[START RECORDS FOR THIS EXERCISE]

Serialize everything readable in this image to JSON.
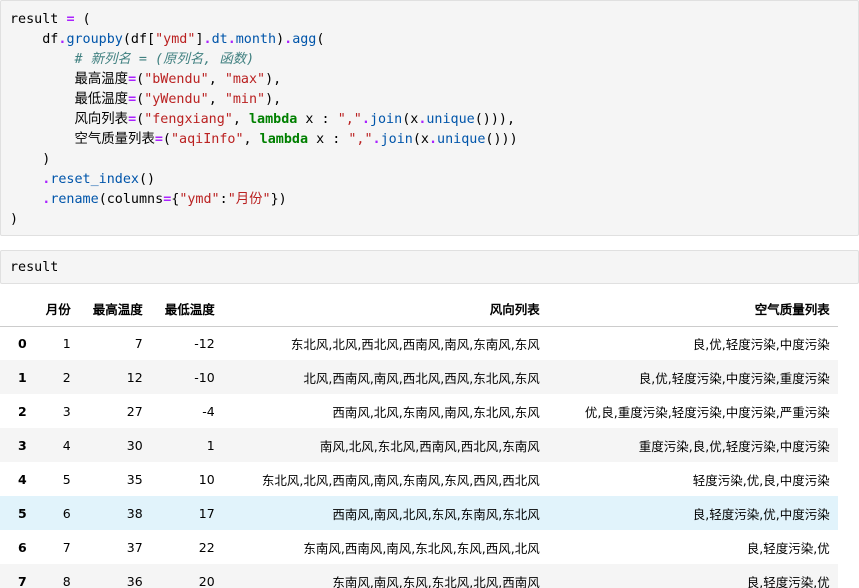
{
  "code_cell": {
    "lines": [
      [
        {
          "t": "result ",
          "c": "nm"
        },
        {
          "t": "=",
          "c": "op"
        },
        {
          "t": " (",
          "c": "nm"
        }
      ],
      [
        {
          "t": "    df",
          "c": "nm"
        },
        {
          "t": ".",
          "c": "op"
        },
        {
          "t": "groupby",
          "c": "attr"
        },
        {
          "t": "(df[",
          "c": "nm"
        },
        {
          "t": "\"ymd\"",
          "c": "str"
        },
        {
          "t": "]",
          "c": "nm"
        },
        {
          "t": ".",
          "c": "op"
        },
        {
          "t": "dt",
          "c": "attr"
        },
        {
          "t": ".",
          "c": "op"
        },
        {
          "t": "month",
          "c": "attr"
        },
        {
          "t": ")",
          "c": "nm"
        },
        {
          "t": ".",
          "c": "op"
        },
        {
          "t": "agg",
          "c": "attr"
        },
        {
          "t": "(",
          "c": "nm"
        }
      ],
      [
        {
          "t": "        ",
          "c": "nm"
        },
        {
          "t": "# 新列名 = (原列名, 函数)",
          "c": "cm"
        }
      ],
      [
        {
          "t": "        最高温度",
          "c": "nm"
        },
        {
          "t": "=",
          "c": "op"
        },
        {
          "t": "(",
          "c": "nm"
        },
        {
          "t": "\"bWendu\"",
          "c": "str"
        },
        {
          "t": ", ",
          "c": "nm"
        },
        {
          "t": "\"max\"",
          "c": "str"
        },
        {
          "t": "),",
          "c": "nm"
        }
      ],
      [
        {
          "t": "        最低温度",
          "c": "nm"
        },
        {
          "t": "=",
          "c": "op"
        },
        {
          "t": "(",
          "c": "nm"
        },
        {
          "t": "\"yWendu\"",
          "c": "str"
        },
        {
          "t": ", ",
          "c": "nm"
        },
        {
          "t": "\"min\"",
          "c": "str"
        },
        {
          "t": "),",
          "c": "nm"
        }
      ],
      [
        {
          "t": "        风向列表",
          "c": "nm"
        },
        {
          "t": "=",
          "c": "op"
        },
        {
          "t": "(",
          "c": "nm"
        },
        {
          "t": "\"fengxiang\"",
          "c": "str"
        },
        {
          "t": ", ",
          "c": "nm"
        },
        {
          "t": "lambda",
          "c": "kw"
        },
        {
          "t": " x : ",
          "c": "nm"
        },
        {
          "t": "\",\"",
          "c": "str"
        },
        {
          "t": ".",
          "c": "op"
        },
        {
          "t": "join",
          "c": "attr"
        },
        {
          "t": "(x",
          "c": "nm"
        },
        {
          "t": ".",
          "c": "op"
        },
        {
          "t": "unique",
          "c": "attr"
        },
        {
          "t": "())),",
          "c": "nm"
        }
      ],
      [
        {
          "t": "        空气质量列表",
          "c": "nm"
        },
        {
          "t": "=",
          "c": "op"
        },
        {
          "t": "(",
          "c": "nm"
        },
        {
          "t": "\"aqiInfo\"",
          "c": "str"
        },
        {
          "t": ", ",
          "c": "nm"
        },
        {
          "t": "lambda",
          "c": "kw"
        },
        {
          "t": " x : ",
          "c": "nm"
        },
        {
          "t": "\",\"",
          "c": "str"
        },
        {
          "t": ".",
          "c": "op"
        },
        {
          "t": "join",
          "c": "attr"
        },
        {
          "t": "(x",
          "c": "nm"
        },
        {
          "t": ".",
          "c": "op"
        },
        {
          "t": "unique",
          "c": "attr"
        },
        {
          "t": "()))",
          "c": "nm"
        }
      ],
      [
        {
          "t": "    )",
          "c": "nm"
        }
      ],
      [
        {
          "t": "    ",
          "c": "nm"
        },
        {
          "t": ".",
          "c": "op"
        },
        {
          "t": "reset_index",
          "c": "attr"
        },
        {
          "t": "()",
          "c": "nm"
        }
      ],
      [
        {
          "t": "    ",
          "c": "nm"
        },
        {
          "t": ".",
          "c": "op"
        },
        {
          "t": "rename",
          "c": "attr"
        },
        {
          "t": "(columns",
          "c": "nm"
        },
        {
          "t": "=",
          "c": "op"
        },
        {
          "t": "{",
          "c": "nm"
        },
        {
          "t": "\"ymd\"",
          "c": "str"
        },
        {
          "t": ":",
          "c": "nm"
        },
        {
          "t": "\"月份\"",
          "c": "str"
        },
        {
          "t": "})",
          "c": "nm"
        }
      ],
      [
        {
          "t": ")",
          "c": "nm"
        }
      ]
    ]
  },
  "input_cell": {
    "text": "result"
  },
  "dataframe": {
    "columns": [
      "",
      "月份",
      "最高温度",
      "最低温度",
      "风向列表",
      "空气质量列表"
    ],
    "rows": [
      {
        "index": "0",
        "month": "1",
        "max": "7",
        "min": "-12",
        "wind": "东北风,北风,西北风,西南风,南风,东南风,东风",
        "aqi": "良,优,轻度污染,中度污染"
      },
      {
        "index": "1",
        "month": "2",
        "max": "12",
        "min": "-10",
        "wind": "北风,西南风,南风,西北风,西风,东北风,东风",
        "aqi": "良,优,轻度污染,中度污染,重度污染"
      },
      {
        "index": "2",
        "month": "3",
        "max": "27",
        "min": "-4",
        "wind": "西南风,北风,东南风,南风,东北风,东风",
        "aqi": "优,良,重度污染,轻度污染,中度污染,严重污染"
      },
      {
        "index": "3",
        "month": "4",
        "max": "30",
        "min": "1",
        "wind": "南风,北风,东北风,西南风,西北风,东南风",
        "aqi": "重度污染,良,优,轻度污染,中度污染"
      },
      {
        "index": "4",
        "month": "5",
        "max": "35",
        "min": "10",
        "wind": "东北风,北风,西南风,南风,东南风,东风,西风,西北风",
        "aqi": "轻度污染,优,良,中度污染"
      },
      {
        "index": "5",
        "month": "6",
        "max": "38",
        "min": "17",
        "wind": "西南风,南风,北风,东风,东南风,东北风",
        "aqi": "良,轻度污染,优,中度污染"
      },
      {
        "index": "6",
        "month": "7",
        "max": "37",
        "min": "22",
        "wind": "东南风,西南风,南风,东北风,东风,西风,北风",
        "aqi": "良,轻度污染,优"
      },
      {
        "index": "7",
        "month": "8",
        "max": "36",
        "min": "20",
        "wind": "东南风,南风,东风,东北风,北风,西南风",
        "aqi": "良,轻度污染,优"
      }
    ],
    "hover_row_color": "#e1f3fb",
    "stripe_color": "#f5f5f5"
  }
}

[END RECORDS FOR THIS EXERCISE]

Select and copy each line from the data that includes the word "中度污染".

        "aqi": "良,优,轻度污染,中度污染"
        "aqi": "良,优,轻度污染,中度污染,重度污染"
        "aqi": "优,良,重度污染,轻度污染,中度污染,严重污染"
        "aqi": "重度污染,良,优,轻度污染,中度污染"
        "aqi": "轻度污染,优,良,中度污染"
        "aqi": "良,轻度污染,优,中度污染"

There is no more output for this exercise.